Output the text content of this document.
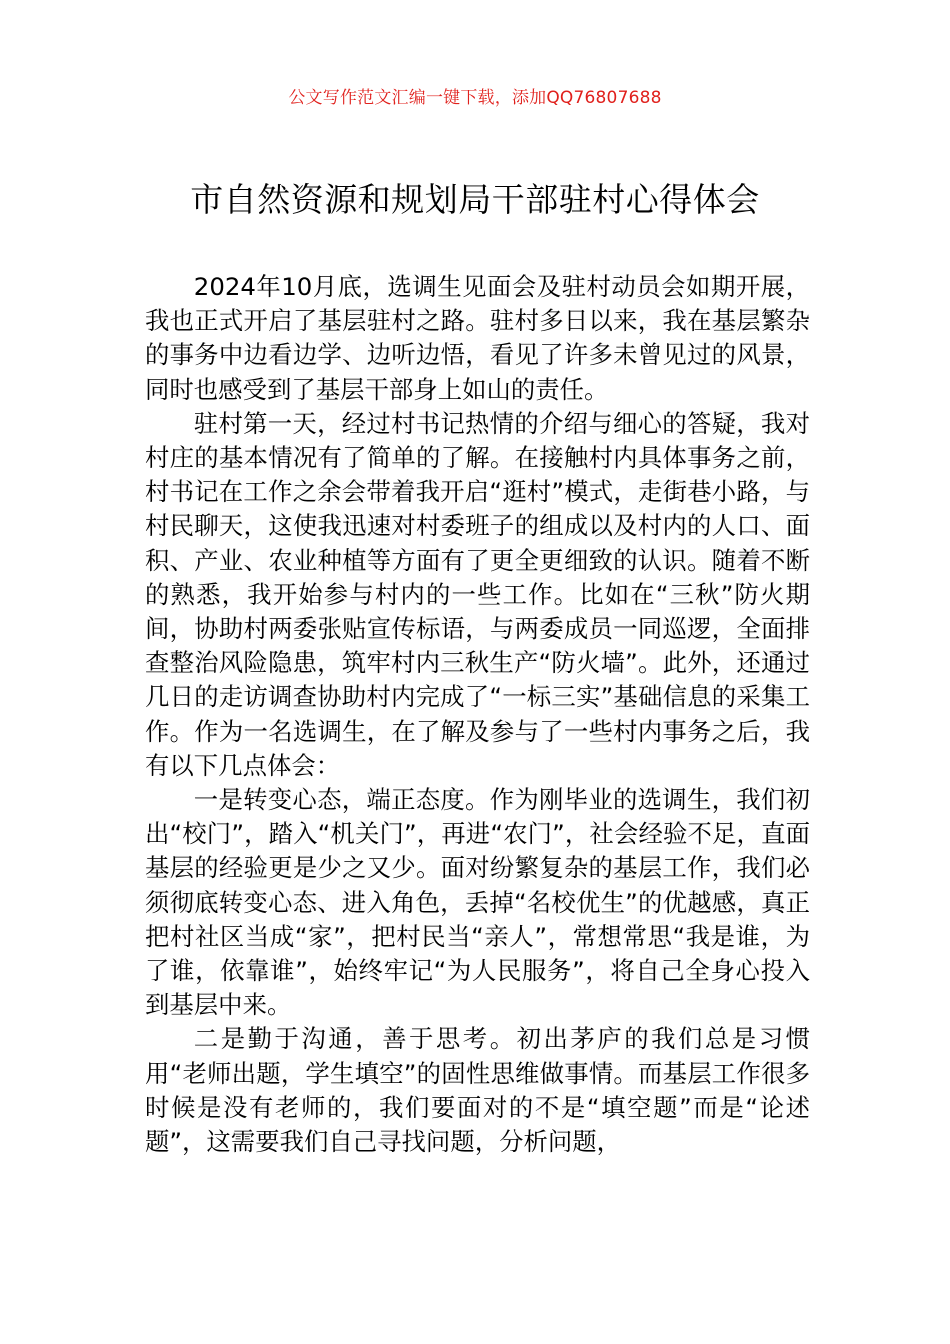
公文写作范文汇编一键下载，添加QQ76807688
市自然资源和规划局干部驻村心得体会

2024年10月底，选调生见面会及驻村动员会如期开展，我也正式开启了基层驻村之路。驻村多日以来，我在基层繁杂的事务中边看边学、边听边悟，看见了许多未曾见过的风景，同时也感受到了基层干部身上如山的责任。

驻村第一天，经过村书记热情的介绍与细心的答疑，我对村庄的基本情况有了简单的了解。在接触村内具体事务之前，村书记在工作之余会带着我开启“逛村”模式，走街巷小路，与村民聊天，这使我迅速对村委班子的组成以及村内的人口、面积、产业、农业种植等方面有了更全更细致的认识。随着不断的熟悉，我开始参与村内的一些工作。比如在“三秋”防火期间，协助村两委张贴宣传标语，与两委成员一同巡逻，全面排查整治风险隐患，筑牢村内三秋生产“防火墙”。此外，还通过几日的走访调查协助村内完成了“一标三实”基础信息的采集工作。作为一名选调生，在了解及参与了一些村内事务之后，我有以下几点体会：

一是转变心态，端正态度。作为刚毕业的选调生，我们初出“校门”，踏入“机关门”，再进“农门”，社会经验不足，直面基层的经验更是少之又少。面对纷繁复杂的基层工作，我们必须彻底转变心态、进入角色，丢掉“名校优生”的优越感，真正把村社区当成“家”，把村民当“亲人”，常想常思“我是谁，为了谁，依靠谁”，始终牢记“为人民服务”，将自己全身心投入到基层中来。

二是勤于沟通，善于思考。初出茅庐的我们总是习惯用“老师出题，学生填空”的固性思维做事情。而基层工作很多时候是没有老师的，我们要面对的不是“填空题”而是“论述题”，这需要我们自己寻找问题，分析问题，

=-=-=-=-=

» TASK INSTRUCTIONS: Copy every record above exactly, leaving out the pictures.

» OUTPUT FOR THIS EXERCISE:
Output the text content of this document.
公文写作范文汇编一键下载，添加QQ76807688
市自然资源和规划局干部驻村心得体会

2024年10月底，选调生见面会及驻村动员会如期开展，我也正式开启了基层驻村之路。驻村多日以来，我在基层繁杂的事务中边看边学、边听边悟，看见了许多未曾见过的风景，同时也感受到了基层干部身上如山的责任。

驻村第一天，经过村书记热情的介绍与细心的答疑，我对村庄的基本情况有了简单的了解。在接触村内具体事务之前，村书记在工作之余会带着我开启“逛村”模式，走街巷小路，与村民聊天，这使我迅速对村委班子的组成以及村内的人口、面积、产业、农业种植等方面有了更全更细致的认识。随着不断的熟悉，我开始参与村内的一些工作。比如在“三秋”防火期间，协助村两委张贴宣传标语，与两委成员一同巡逻，全面排查整治风险隐患，筑牢村内三秋生产“防火墙”。此外，还通过几日的走访调查协助村内完成了“一标三实”基础信息的采集工作。作为一名选调生，在了解及参与了一些村内事务之后，我有以下几点体会：

一是转变心态，端正态度。作为刚毕业的选调生，我们初出“校门”，踏入“机关门”，再进“农门”，社会经验不足，直面基层的经验更是少之又少。面对纷繁复杂的基层工作，我们必须彻底转变心态、进入角色，丢掉“名校优生”的优越感，真正把村社区当成“家”，把村民当“亲人”，常想常思“我是谁，为了谁，依靠谁”，始终牢记“为人民服务”，将自己全身心投入到基层中来。

二是勤于沟通，善于思考。初出茅庐的我们总是习惯用“老师出题，学生填空”的固性思维做事情。而基层工作很多时候是没有老师的，我们要面对的不是“填空题”而是“论述题”，这需要我们自己寻找问题，分析问题，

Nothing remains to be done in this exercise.